**EXTRACTED MATERIAL**
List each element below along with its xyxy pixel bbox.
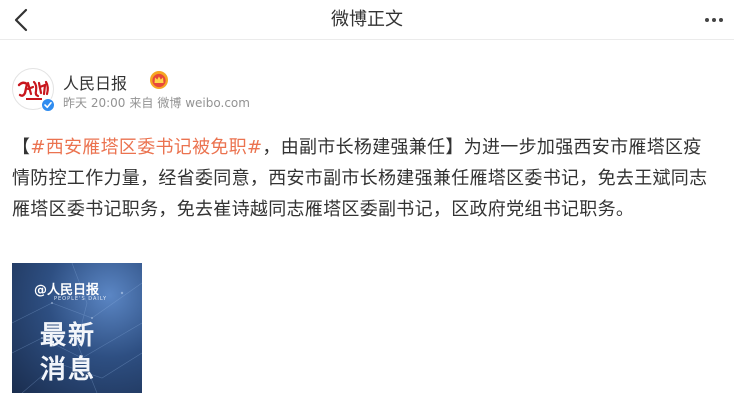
source-prefix: 来自 <box>129 96 154 110</box>
headline-rest: ，由副市长杨建强兼任】 <box>262 137 464 158</box>
headline-bracket-open: 【 <box>12 137 31 158</box>
post-meta: 昨天 20:00 来自 微博 weibo.com <box>63 94 254 111</box>
page-title: 微博正文 <box>331 9 403 30</box>
more-dots-icon <box>705 18 723 22</box>
image-brand-subtext: PEOPLE'S DAILY <box>54 296 108 302</box>
post-time: 昨天 20:00 <box>63 96 126 110</box>
post-image[interactable]: @人民日报 PEOPLE'S DAILY 最新 消息 <box>12 263 142 393</box>
author-header: 人民日报 昨天 20:00 来自 微博 weibo.com <box>12 68 712 112</box>
image-headline-line1: 最新 <box>40 321 97 351</box>
top-nav-bar: 微博正文 <box>0 0 734 40</box>
topic-link[interactable]: #西安雁塔区委书记被免职# <box>30 137 262 158</box>
vip-badge[interactable] <box>149 70 169 90</box>
author-name[interactable]: 人民日报 <box>63 70 127 94</box>
verified-badge-icon <box>41 98 55 112</box>
vip-crown-icon <box>150 71 168 89</box>
image-headline-line2: 消息 <box>40 355 97 385</box>
post-text: 【#西安雁塔区委书记被免职#，由副市长杨建强兼任】为进一步加强西安市雁塔区疫情防… <box>12 132 718 225</box>
more-button[interactable] <box>700 4 728 36</box>
post-source[interactable]: 微博 weibo.com <box>157 96 250 110</box>
verified-badge <box>41 97 55 112</box>
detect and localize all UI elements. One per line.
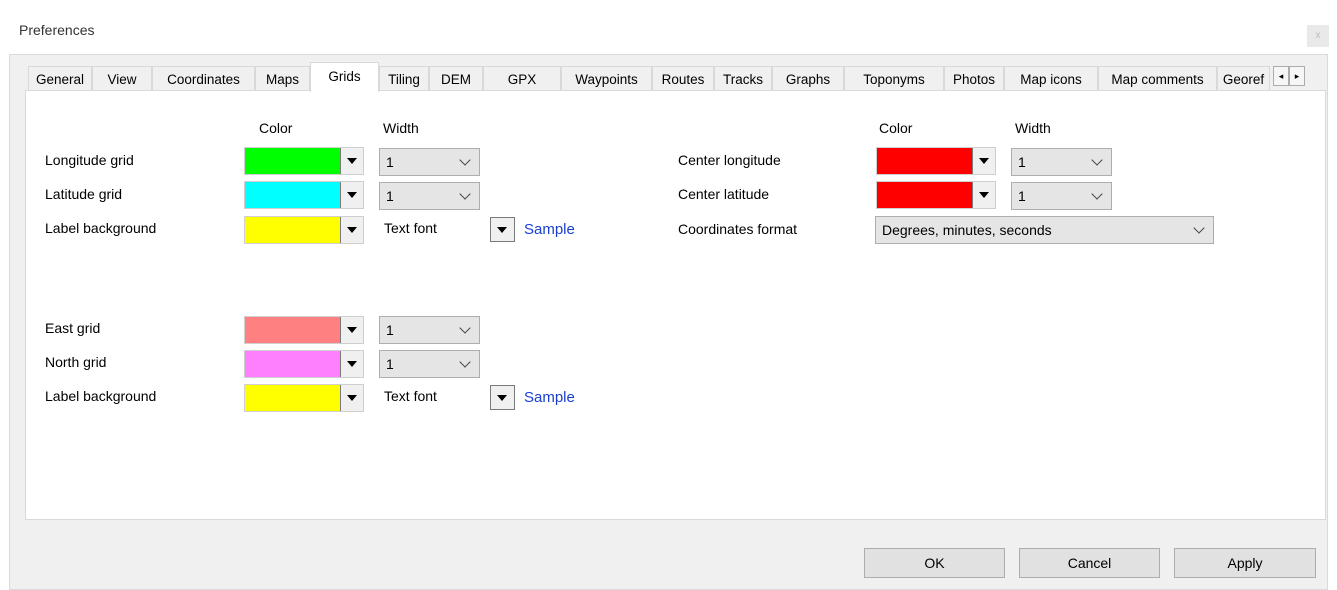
- center-latitude-width-select[interactable]: 1: [1011, 182, 1112, 210]
- chevron-down-icon: [1091, 188, 1103, 200]
- dropdown-arrow-icon: [497, 227, 507, 233]
- color-swatch: [245, 351, 340, 377]
- north-grid-width-select[interactable]: 1: [379, 350, 480, 378]
- coordinates-format-label: Coordinates format: [678, 221, 798, 237]
- coordinates-format-value: Degrees, minutes, seconds: [882, 222, 1052, 238]
- tab-photos[interactable]: Photos: [944, 66, 1004, 91]
- color-swatch: [245, 182, 340, 208]
- tab-map-comments[interactable]: Map comments: [1098, 66, 1217, 91]
- close-icon[interactable]: x: [1307, 25, 1329, 47]
- color-swatch: [245, 317, 340, 343]
- dropdown-arrow-icon[interactable]: [340, 351, 363, 377]
- tab-strip: General View Coordinates Maps Grids Tili…: [18, 62, 1318, 92]
- ok-button[interactable]: OK: [864, 548, 1005, 578]
- utm-label-background-label: Label background: [45, 388, 157, 404]
- title-bar: Preferences x: [0, 0, 1337, 60]
- center-longitude-width-select[interactable]: 1: [1011, 148, 1112, 176]
- tab-gpx[interactable]: GPX: [483, 66, 561, 91]
- color-swatch: [245, 148, 340, 174]
- east-grid-width-select[interactable]: 1: [379, 316, 480, 344]
- tab-map-icons[interactable]: Map icons: [1004, 66, 1098, 91]
- east-grid-color-picker[interactable]: [244, 316, 364, 344]
- geo-width-header: Width: [383, 120, 419, 136]
- tab-georef[interactable]: Georef: [1217, 66, 1270, 91]
- cancel-button[interactable]: Cancel: [1019, 548, 1160, 578]
- tab-dem[interactable]: DEM: [429, 66, 483, 91]
- chevron-down-icon: [1091, 154, 1103, 166]
- chevron-down-icon: [459, 154, 471, 166]
- utm-text-font-label: Text font: [384, 388, 437, 404]
- east-grid-label: East grid: [45, 320, 101, 336]
- utm-label-background-color-picker[interactable]: [244, 384, 364, 412]
- chevron-down-icon: [459, 356, 471, 368]
- tab-coordinates[interactable]: Coordinates: [152, 66, 255, 91]
- dropdown-arrow-icon[interactable]: [972, 182, 995, 208]
- tab-scroll-left-icon[interactable]: ◂: [1273, 66, 1289, 86]
- width-value: 1: [386, 356, 394, 372]
- utm-font-sample: Sample: [524, 389, 575, 406]
- tab-routes[interactable]: Routes: [652, 66, 714, 91]
- color-swatch: [245, 217, 340, 243]
- longitude-grid-width-select[interactable]: 1: [379, 148, 480, 176]
- tab-waypoints[interactable]: Waypoints: [561, 66, 652, 91]
- geo-label-background-color-picker[interactable]: [244, 216, 364, 244]
- tab-tracks[interactable]: Tracks: [714, 66, 772, 91]
- chevron-down-icon: [459, 322, 471, 334]
- width-value: 1: [1018, 188, 1026, 204]
- latitude-grid-label: Latitude grid: [45, 186, 123, 202]
- geo-font-sample: Sample: [524, 221, 575, 238]
- dropdown-arrow-icon[interactable]: [972, 148, 995, 174]
- color-swatch: [877, 182, 972, 208]
- apply-button[interactable]: Apply: [1174, 548, 1316, 578]
- utm-text-font-button[interactable]: [490, 385, 515, 410]
- north-grid-color-picker[interactable]: [244, 350, 364, 378]
- dropdown-arrow-icon[interactable]: [340, 182, 363, 208]
- dropdown-arrow-icon: [497, 395, 507, 401]
- chevron-down-icon: [459, 188, 471, 200]
- color-swatch: [877, 148, 972, 174]
- center-longitude-label: Center longitude: [678, 152, 781, 168]
- geo-label-background-label: Label background: [45, 220, 157, 236]
- tab-toponyms[interactable]: Toponyms: [844, 66, 944, 91]
- center-longitude-color-picker[interactable]: [876, 147, 996, 175]
- north-grid-label: North grid: [45, 354, 107, 370]
- grids-tab-panel: [25, 90, 1326, 520]
- center-width-header: Width: [1015, 120, 1051, 136]
- center-latitude-color-picker[interactable]: [876, 181, 996, 209]
- dropdown-arrow-icon[interactable]: [340, 148, 363, 174]
- width-value: 1: [386, 188, 394, 204]
- center-color-header: Color: [879, 120, 913, 136]
- tab-general[interactable]: General: [28, 66, 92, 91]
- latitude-grid-width-select[interactable]: 1: [379, 182, 480, 210]
- dropdown-arrow-icon[interactable]: [340, 217, 363, 243]
- tab-graphs[interactable]: Graphs: [772, 66, 844, 91]
- dropdown-arrow-icon[interactable]: [340, 385, 363, 411]
- coordinates-format-select[interactable]: Degrees, minutes, seconds: [875, 216, 1214, 244]
- color-swatch: [245, 385, 340, 411]
- tab-maps[interactable]: Maps: [255, 66, 310, 91]
- width-value: 1: [1018, 154, 1026, 170]
- center-latitude-label: Center latitude: [678, 186, 770, 202]
- latitude-grid-color-picker[interactable]: [244, 181, 364, 209]
- geo-text-font-label: Text font: [384, 220, 437, 236]
- geo-text-font-button[interactable]: [490, 217, 515, 242]
- window-title: Preferences: [19, 22, 95, 38]
- chevron-down-icon: [1193, 222, 1205, 234]
- dropdown-arrow-icon[interactable]: [340, 317, 363, 343]
- width-value: 1: [386, 154, 394, 170]
- tab-tiling[interactable]: Tiling: [379, 66, 429, 91]
- width-value: 1: [386, 322, 394, 338]
- longitude-grid-label: Longitude grid: [45, 152, 134, 168]
- tab-view[interactable]: View: [92, 66, 152, 91]
- geo-color-header: Color: [259, 120, 293, 136]
- tab-grids[interactable]: Grids: [310, 62, 379, 92]
- longitude-grid-color-picker[interactable]: [244, 147, 364, 175]
- tab-scroll-right-icon[interactable]: ▸: [1289, 66, 1305, 86]
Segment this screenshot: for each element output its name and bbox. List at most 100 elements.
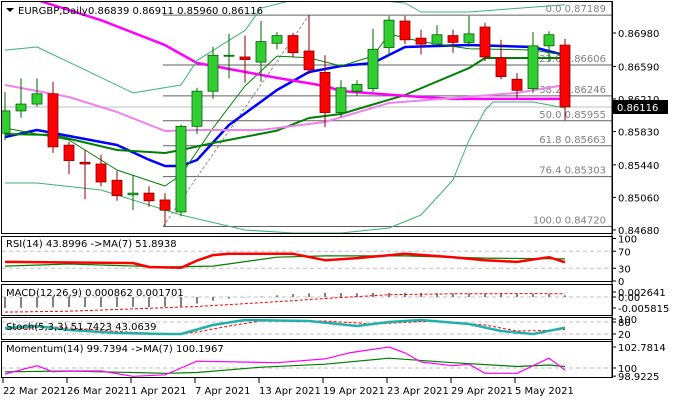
price-axis-label: 0.86590 <box>618 62 659 73</box>
bullish-candle <box>431 25 443 45</box>
date-axis-label: 5 May 2021 <box>515 386 574 397</box>
price-axis-label: 0.85830 <box>618 127 659 138</box>
rsi-label: RSI(14) 43.8996 ->MA(7) 51.8938 <box>6 239 177 250</box>
candle-body <box>239 56 251 60</box>
bearish-candle <box>303 15 315 75</box>
candle-body <box>351 83 363 92</box>
bullish-candle <box>527 32 539 93</box>
date-axis-label: 1 Apr 2021 <box>131 386 186 397</box>
date-axis-label: 29 Apr 2021 <box>451 386 513 397</box>
candle-body <box>159 199 171 211</box>
rsi-axis-label: 30 <box>618 264 631 275</box>
indicator-plots <box>2 250 612 377</box>
bullish-candle <box>367 28 379 93</box>
symbol-label: EURGBP,Daily <box>18 6 88 17</box>
bullish-candle <box>191 87 203 135</box>
bearish-candle <box>559 38 571 121</box>
dropdown-triangle-icon[interactable] <box>6 8 14 12</box>
candle-body <box>415 37 427 45</box>
candle-body <box>543 34 555 47</box>
bearish-candle <box>399 15 411 45</box>
candle-body <box>479 26 491 58</box>
ma-violet-line <box>4 84 566 132</box>
price-plot: 0.0 0.8718923.6 0.8660638.2 0.8624650.0 … <box>2 2 612 233</box>
price-axis-label: 0.85060 <box>618 193 659 204</box>
bearish-candle <box>479 22 491 62</box>
bullish-candle <box>255 21 267 82</box>
date-axis-label: 22 Mar 2021 <box>3 386 66 397</box>
candle-body <box>367 48 379 90</box>
candle-body <box>79 161 91 165</box>
candle-body <box>495 57 507 78</box>
bearish-candle <box>159 193 171 227</box>
date-axis-label: 23 Apr 2021 <box>387 386 449 397</box>
bearish-candle <box>415 29 427 55</box>
candle-body <box>511 78 523 91</box>
candle-body <box>287 35 299 54</box>
date-axis-label: 13 Apr 2021 <box>259 386 321 397</box>
main-price-panel[interactable] <box>1 1 613 234</box>
macd-axis-label: 0.00 <box>618 293 640 304</box>
ohlc-readout: 0.86839 0.86911 0.85960 0.86116 <box>88 6 263 17</box>
bearish-candle <box>63 141 75 175</box>
bullish-candle <box>223 33 235 79</box>
momentum-axis-label: 98.9225 <box>618 372 659 383</box>
candle-body <box>223 54 235 57</box>
current-price-value: 0.86116 <box>617 103 658 114</box>
candle-body <box>383 19 395 48</box>
macd-label: MACD(12,26,9) 0.000862 0.001701 <box>6 288 184 299</box>
fib-level-label: 61.8 0.85663 <box>539 135 606 146</box>
candle-body <box>175 125 187 213</box>
price-axis-label: 0.85440 <box>618 161 659 172</box>
candle-body <box>463 33 475 43</box>
stochastic-label: Stoch(5,3,3) 51.7423 43.0639 <box>6 322 157 333</box>
candle-body <box>527 45 539 90</box>
ema-blue-line <box>4 43 566 168</box>
macd-axis-label: -0.005815 <box>618 304 669 315</box>
candle-body <box>31 93 43 105</box>
candle-body <box>447 35 459 43</box>
bearish-candle <box>239 35 251 83</box>
bullish-candle <box>15 78 27 118</box>
candle-body <box>191 90 203 127</box>
candle-body <box>47 93 59 148</box>
candle-body <box>319 71 331 114</box>
trading-chart[interactable]: 0.0 0.8718923.6 0.8660638.2 0.8624650.0 … <box>0 0 700 400</box>
candle-body <box>15 103 27 112</box>
rsi-line <box>4 252 566 270</box>
fib-level-label: 76.4 0.85303 <box>539 166 606 177</box>
candle-body <box>127 192 139 196</box>
fib-level-label: 38.2 0.86246 <box>539 85 606 96</box>
bearish-candle <box>447 29 459 53</box>
bearish-candle <box>287 33 299 57</box>
bullish-candle <box>271 32 283 50</box>
bullish-candle <box>463 15 475 47</box>
fib-level-label: 50.0 0.85955 <box>539 110 606 121</box>
candle-body <box>335 87 347 114</box>
stochastic-axis-label: 20 <box>618 330 631 341</box>
bullish-candle <box>175 124 187 217</box>
candle-body <box>399 20 411 41</box>
candle-body <box>271 35 283 44</box>
momentum-label: Momentum(14) 99.7394 ->MA(7) 100.1967 <box>6 344 224 355</box>
rsi-axis-label: 100 <box>618 235 637 246</box>
momentum-axis-label: 102.7814 <box>618 343 666 354</box>
candle-body <box>63 144 75 161</box>
candle-body <box>303 50 315 71</box>
candle-body <box>111 179 123 197</box>
candle-body <box>143 192 155 202</box>
bullish-candle <box>335 80 347 117</box>
date-axis-label: 19 Apr 2021 <box>323 386 385 397</box>
candle-body <box>559 44 571 108</box>
rsi-axis-label: 70 <box>618 247 631 258</box>
bearish-candle <box>511 73 523 99</box>
candle-body <box>207 54 219 92</box>
date-axis-label: 7 Apr 2021 <box>195 386 250 397</box>
date-axis-label: 26 Mar 2021 <box>67 386 130 397</box>
bearish-candle <box>79 150 91 200</box>
fib-level-label: 100.0 0.84720 <box>533 215 606 226</box>
candle-body <box>255 41 267 63</box>
bullish-candle <box>383 15 395 57</box>
price-axis-label: 0.86980 <box>618 29 659 40</box>
bearish-candle <box>95 154 107 187</box>
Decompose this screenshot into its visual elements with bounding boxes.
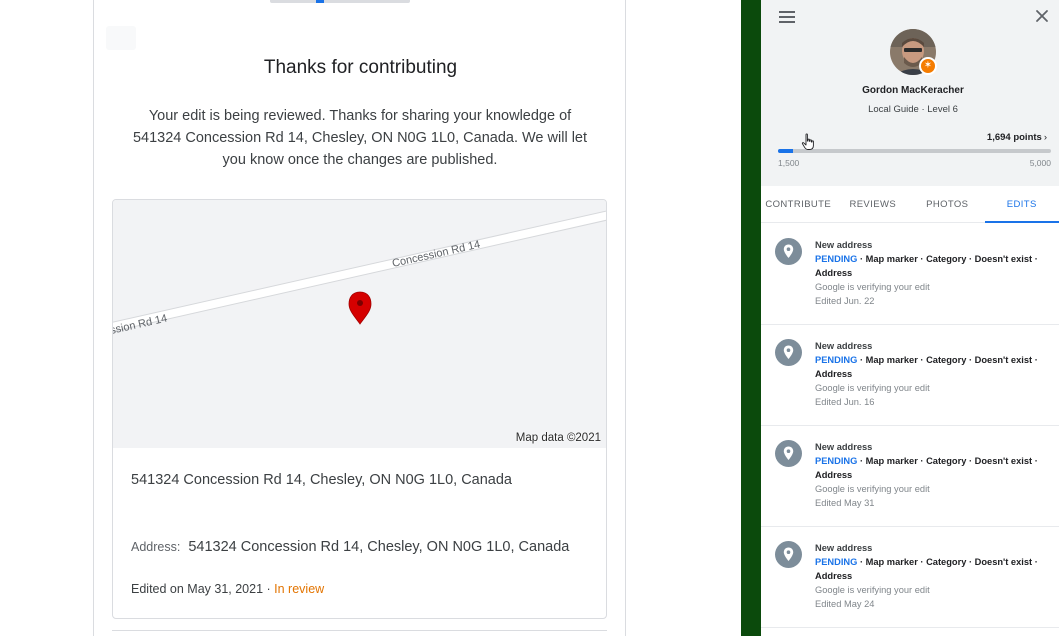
edit-list-item[interactable]: New address PENDING · Map marker · Categ… [761,527,1059,628]
edit-list-item[interactable]: New address PENDING · Map marker · Categ… [761,325,1059,426]
thanks-title: Thanks for contributing [263,57,458,78]
edits-list: New address PENDING · Map marker · Categ… [761,224,1059,628]
review-status: In review [274,582,325,596]
edit-list-item[interactable]: New address PENDING · Map marker · Categ… [761,426,1059,527]
tab-reviews[interactable]: REVIEWS [836,186,911,222]
profile-panel: ✶ Gordon MacKeracher Local Guide · Level… [761,0,1059,636]
location-pin-icon [775,238,802,265]
profile-header: ✶ Gordon MacKeracher Local Guide · Level… [761,0,1059,186]
menu-icon[interactable] [779,11,795,25]
edit-title: New address [815,240,873,250]
profile-tabs: CONTRIBUTE REVIEWS PHOTOS EDITS [761,186,1059,223]
edit-status: PENDING [815,355,858,365]
address-label: Address: [131,540,181,554]
points-value: 1,694 points [986,132,1042,143]
level-progress-bar [778,149,1051,153]
next-card-edge [112,630,607,631]
top-strip [270,0,410,3]
edit-date: Edited May 24 [815,599,875,609]
contribution-panel: Thanks for contributing Your edit is bei… [93,0,626,636]
location-pin-icon [775,339,802,366]
tab-edits[interactable]: EDITS [984,186,1059,223]
edit-list-item[interactable]: New address PENDING · Map marker · Categ… [761,224,1059,325]
user-level: Local Guide · Level 6 [868,104,958,115]
level-progress-fill [778,149,793,153]
edited-date: Edited on May 31, 2021 [131,582,264,596]
edit-title: New address [815,543,873,553]
edit-date: Edited Jun. 16 [815,397,875,407]
separator: · [263,582,275,596]
edit-fields: · Map marker · Category · Doesn't exist … [857,456,1038,466]
edit-fields-last: Address [815,571,853,581]
points-link[interactable]: 1,694 points › [987,132,1047,143]
edit-date: Edited May 31 [815,498,875,508]
road-label-right: Concession Rd 14 [391,239,481,270]
progress-max: 5,000 [1029,158,1051,168]
edit-note: Google is verifying your edit [815,585,930,595]
place-name: 541324 Concession Rd 14, Chesley, ON N0G… [131,472,512,488]
edit-status: PENDING [815,254,858,264]
location-pin-icon [775,541,802,568]
edit-fields: · Map marker · Category · Doesn't exist … [857,557,1038,567]
map-canvas: Concession Rd 14 ssion Rd 14 [113,210,606,337]
map-credit: Map data ©2021 [515,432,601,444]
place-card: Concession Rd 14 ssion Rd 14 Map data ©2… [112,199,607,619]
tab-photos[interactable]: PHOTOS [910,186,985,222]
tab-contribute[interactable]: CONTRIBUTE [761,186,836,222]
edit-note: Google is verifying your edit [815,282,930,292]
chevron-right-icon: › [1043,132,1047,143]
close-icon[interactable] [1034,8,1050,24]
edit-title: New address [815,442,873,452]
edit-fields-last: Address [815,268,853,278]
edit-note: Google is verifying your edit [815,484,930,494]
hand-cursor-icon [801,133,814,150]
edit-fields-last: Address [815,470,853,480]
location-pin-icon [775,440,802,467]
edit-fields: · Map marker · Category · Doesn't exist … [857,355,1038,365]
window-divider [741,0,761,636]
map-marker-icon[interactable] [348,291,372,325]
edit-fields: · Map marker · Category · Doesn't exist … [857,254,1038,264]
edit-fields-last: Address [815,369,853,379]
user-name[interactable]: Gordon MacKeracher [761,85,1059,96]
edit-status: PENDING [815,456,858,466]
address-row: Address: 541324 Concession Rd 14, Chesley… [131,539,569,555]
placeholder-box [106,26,136,50]
progress-min: 1,500 [778,158,800,168]
edited-row: Edited on May 31, 2021 · In review [131,582,324,596]
edit-status: PENDING [815,557,858,567]
edit-date: Edited Jun. 22 [815,296,875,306]
top-strip-accent [316,0,324,3]
local-guide-badge-icon: ✶ [919,57,937,75]
edit-note: Google is verifying your edit [815,383,930,393]
map-preview[interactable]: Concession Rd 14 ssion Rd 14 Map data ©2… [113,200,606,448]
address-value: 541324 Concession Rd 14, Chesley, ON N0G… [188,539,570,555]
thanks-message: Your edit is being reviewed. Thanks for … [132,108,588,168]
edit-title: New address [815,341,873,351]
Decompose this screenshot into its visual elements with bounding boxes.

**WHAT IS EXPECTED**
Copy the records from the line containing "price-axis-label: 0.86590 <box>618" through the line containing "candle-body <box>239 56 251 60</box>" without changing anything.

**ANSWER TO THE TASK**
price-axis-label: 0.86590 <box>618 62 659 73</box>
bullish-candle <box>431 25 443 45</box>
date-axis-label: 5 May 2021 <box>515 386 574 397</box>
price-axis-label: 0.85830 <box>618 127 659 138</box>
rsi-label: RSI(14) 43.8996 ->MA(7) 51.8938 <box>6 239 177 250</box>
candle-body <box>239 56 251 60</box>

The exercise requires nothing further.